- _EXCERPT_
━━━
From fifty years of our overstocked archives
Sam Smith, 2004 - America's growing hypochondria - spurred by government, health industry, and the media - takes another leap as the feds declare nearly twice as many people as previously to have excessive blood pressure. Scaring people about their health is one of the country's most profitable industries, but it also drives up health costs something fierce. Here are a few facts, based on recent government statistics, to bear in mind when reading such stories:
- The average life span of an American is 28 years longer than a century ago.
- 75% of that improvement occurred between 1900 and 1950, the remaining 25% has been fairly equally distributed over the last 50 years. Further, most of the improvement has occurred at an earlier age. For a 65 year old white male, for example, life span has only increased five years in the past century.
In short, medicine has done a fine job of improving America's longevity but it is slowing down. The hyping of health problems - and declaring tens of millions of people to be ill or health-impaired for one reason or another - reflects far more a cultural and commercial choice rather than a health one. And it is a choice far healthier for drug companies than for citizens.
For example, in a study not well covered in the American media (perhaps because it challenges our health myths), WHO in 2000 ranked countries by "healthy life expectancy," based on the number of years lived in what might called "full health" - without disability or crippling illnesses. WHO reported:
"Japanese have the longest healthy life expectancy of 74.5 years among 191 countries, versus less than 26 years for the lowest-ranking country of Sierra Leone. . . The rest of the top 10 nations are Australia, 73.2 years; France, 73.1; Sweden, 73.0; Spain, 72.8; Italy, 72.7; Greece, 72.5; Switzerland, 72.5; Monaco, 72.4; and Andorra, 72.3. . .
━━━
- _ENTRIES PROVIDED_
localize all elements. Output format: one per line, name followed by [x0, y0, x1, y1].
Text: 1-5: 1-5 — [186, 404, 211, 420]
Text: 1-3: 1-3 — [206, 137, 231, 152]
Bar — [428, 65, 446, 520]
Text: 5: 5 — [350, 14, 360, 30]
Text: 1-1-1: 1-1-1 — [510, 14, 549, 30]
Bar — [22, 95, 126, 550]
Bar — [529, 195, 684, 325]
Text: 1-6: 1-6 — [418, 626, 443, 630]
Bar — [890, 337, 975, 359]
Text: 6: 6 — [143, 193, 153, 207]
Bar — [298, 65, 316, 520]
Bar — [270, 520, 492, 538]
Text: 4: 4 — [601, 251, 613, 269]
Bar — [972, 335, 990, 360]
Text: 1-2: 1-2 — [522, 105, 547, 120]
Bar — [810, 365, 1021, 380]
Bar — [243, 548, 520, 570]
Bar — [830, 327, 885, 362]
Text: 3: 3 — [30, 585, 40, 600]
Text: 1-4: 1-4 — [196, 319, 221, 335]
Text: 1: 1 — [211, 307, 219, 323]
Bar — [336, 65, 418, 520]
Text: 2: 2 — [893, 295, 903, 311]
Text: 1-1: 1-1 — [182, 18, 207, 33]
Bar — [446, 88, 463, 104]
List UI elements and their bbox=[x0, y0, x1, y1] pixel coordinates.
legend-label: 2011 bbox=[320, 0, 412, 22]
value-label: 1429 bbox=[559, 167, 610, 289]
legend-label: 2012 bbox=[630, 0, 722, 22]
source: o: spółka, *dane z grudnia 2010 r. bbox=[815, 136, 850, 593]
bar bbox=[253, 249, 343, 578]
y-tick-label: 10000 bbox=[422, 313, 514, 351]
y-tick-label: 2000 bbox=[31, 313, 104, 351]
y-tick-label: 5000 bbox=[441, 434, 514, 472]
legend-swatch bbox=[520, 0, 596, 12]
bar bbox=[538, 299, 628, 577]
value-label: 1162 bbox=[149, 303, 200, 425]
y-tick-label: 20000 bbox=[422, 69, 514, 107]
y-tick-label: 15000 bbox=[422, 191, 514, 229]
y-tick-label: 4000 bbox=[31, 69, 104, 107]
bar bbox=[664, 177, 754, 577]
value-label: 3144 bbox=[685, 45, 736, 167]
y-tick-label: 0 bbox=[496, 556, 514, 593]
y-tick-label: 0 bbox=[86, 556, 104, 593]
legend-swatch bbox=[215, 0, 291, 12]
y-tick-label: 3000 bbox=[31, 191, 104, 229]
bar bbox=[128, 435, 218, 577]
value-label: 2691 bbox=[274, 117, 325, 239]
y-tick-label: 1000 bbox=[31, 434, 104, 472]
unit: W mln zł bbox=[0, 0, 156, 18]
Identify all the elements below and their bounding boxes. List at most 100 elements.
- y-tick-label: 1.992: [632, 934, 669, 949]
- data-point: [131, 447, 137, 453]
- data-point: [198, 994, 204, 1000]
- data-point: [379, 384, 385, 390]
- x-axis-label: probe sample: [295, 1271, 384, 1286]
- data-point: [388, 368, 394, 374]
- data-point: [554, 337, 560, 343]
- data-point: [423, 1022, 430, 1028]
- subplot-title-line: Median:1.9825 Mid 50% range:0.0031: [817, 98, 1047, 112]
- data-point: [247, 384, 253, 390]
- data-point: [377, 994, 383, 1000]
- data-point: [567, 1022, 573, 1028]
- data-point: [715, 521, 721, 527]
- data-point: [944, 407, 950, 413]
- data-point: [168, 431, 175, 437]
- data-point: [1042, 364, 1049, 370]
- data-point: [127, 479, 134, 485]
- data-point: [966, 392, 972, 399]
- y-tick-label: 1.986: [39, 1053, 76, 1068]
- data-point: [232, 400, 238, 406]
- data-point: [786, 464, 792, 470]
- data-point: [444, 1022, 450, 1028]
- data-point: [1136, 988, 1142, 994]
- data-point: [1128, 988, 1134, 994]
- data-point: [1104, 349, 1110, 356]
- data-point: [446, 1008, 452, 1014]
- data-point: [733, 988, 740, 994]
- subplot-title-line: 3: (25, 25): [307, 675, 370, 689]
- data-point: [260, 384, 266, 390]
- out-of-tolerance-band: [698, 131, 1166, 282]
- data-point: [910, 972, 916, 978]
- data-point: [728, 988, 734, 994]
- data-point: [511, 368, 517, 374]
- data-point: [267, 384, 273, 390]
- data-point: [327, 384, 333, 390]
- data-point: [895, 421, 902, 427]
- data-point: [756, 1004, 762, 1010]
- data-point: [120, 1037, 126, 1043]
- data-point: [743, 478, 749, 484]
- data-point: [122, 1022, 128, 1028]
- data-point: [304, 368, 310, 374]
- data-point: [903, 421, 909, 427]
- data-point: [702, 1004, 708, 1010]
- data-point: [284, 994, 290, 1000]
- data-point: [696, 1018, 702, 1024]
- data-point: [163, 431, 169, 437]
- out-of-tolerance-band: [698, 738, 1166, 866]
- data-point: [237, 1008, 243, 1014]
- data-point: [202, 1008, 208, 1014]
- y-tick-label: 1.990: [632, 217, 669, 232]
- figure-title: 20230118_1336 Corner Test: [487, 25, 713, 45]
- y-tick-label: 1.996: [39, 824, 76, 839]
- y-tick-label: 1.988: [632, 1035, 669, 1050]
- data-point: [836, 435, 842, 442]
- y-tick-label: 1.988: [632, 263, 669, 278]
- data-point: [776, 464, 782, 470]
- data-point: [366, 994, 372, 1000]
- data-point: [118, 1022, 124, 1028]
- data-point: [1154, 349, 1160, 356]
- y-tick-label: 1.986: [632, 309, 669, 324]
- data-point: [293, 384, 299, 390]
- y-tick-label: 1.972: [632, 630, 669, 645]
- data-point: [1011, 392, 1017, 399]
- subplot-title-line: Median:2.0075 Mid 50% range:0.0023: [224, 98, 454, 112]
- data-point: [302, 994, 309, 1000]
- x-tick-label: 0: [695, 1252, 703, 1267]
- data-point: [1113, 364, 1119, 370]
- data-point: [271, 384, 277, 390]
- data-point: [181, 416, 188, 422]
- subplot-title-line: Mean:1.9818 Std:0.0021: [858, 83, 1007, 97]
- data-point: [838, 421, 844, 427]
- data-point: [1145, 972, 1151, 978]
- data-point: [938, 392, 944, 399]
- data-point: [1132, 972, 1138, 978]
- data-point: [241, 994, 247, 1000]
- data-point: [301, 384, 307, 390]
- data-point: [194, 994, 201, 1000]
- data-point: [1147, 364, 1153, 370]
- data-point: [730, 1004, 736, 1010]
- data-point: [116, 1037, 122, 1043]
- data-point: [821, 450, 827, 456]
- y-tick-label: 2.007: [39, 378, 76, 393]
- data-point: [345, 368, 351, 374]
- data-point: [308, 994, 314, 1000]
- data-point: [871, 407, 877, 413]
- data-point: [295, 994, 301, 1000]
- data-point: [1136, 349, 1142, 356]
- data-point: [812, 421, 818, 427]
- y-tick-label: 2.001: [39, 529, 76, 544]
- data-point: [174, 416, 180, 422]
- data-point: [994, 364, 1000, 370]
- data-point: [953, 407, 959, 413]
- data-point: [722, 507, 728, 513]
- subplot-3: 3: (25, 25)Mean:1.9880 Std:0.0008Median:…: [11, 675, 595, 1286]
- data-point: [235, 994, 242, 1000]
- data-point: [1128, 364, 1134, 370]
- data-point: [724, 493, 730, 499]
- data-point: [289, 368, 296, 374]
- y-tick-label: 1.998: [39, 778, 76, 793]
━━━
- _INSTRUCTIONS_
A) Answer these questions using the essay on American health:
(i) How many years longer is the average American life span than it was a century ago?
(ii) How many countries did the WHO ranking cover?
(iii) What healthy life expectancy does the WHO report give for Sweden?
B) Resume the essay on American health after its last sentence.
The listing comes from a different source than the essay on American health.

- _ANSWERS FOR THIS EXERCISE_
A)
(i) 28 years
(ii) 191 countries
(iii) 73.0 years

B)
"The United States rated 24th under this system, or an average of 70.0 years of healthy life for babies born in 1999. . . "The position of the United States is one of the major surprises of the new rating system," says Christopher Murray, M.D., Ph.D., Director of WHO's Global Program on Evidence for Health Policy. "Basically, you die earlier and spend more time disabled if you're an American rather than a member of most other advanced countries."
The fascinating thing about this is that among the top-rated countries are ones like France who citizens take a decidedly less paranoiac view of health issues than Americans who are trained to worry about their every breath. But then what can you expect in a country where the vice president argues his fitness for public office by announcing that a doctor "watches me very carefully 24 hours a day?"
1 comment:
When looking at life expectancy statistics and comparing between countries it's important to recognize the huge impact of infant deaths--particularly the effects of definitions of birth vs. miscarriage and interventions on premature birth.
In the US there is substantially greater effort taken to save very early preemies than in other countries, even comparable industrialized ones. I'm not making a statement on the wisdom of this, but want to point out that it skews life expectancy statistics. A failed preemie intervention will be counted as a live birth and then death (at age zero), while making no intervention leading to miscarriage does not register as a live birth.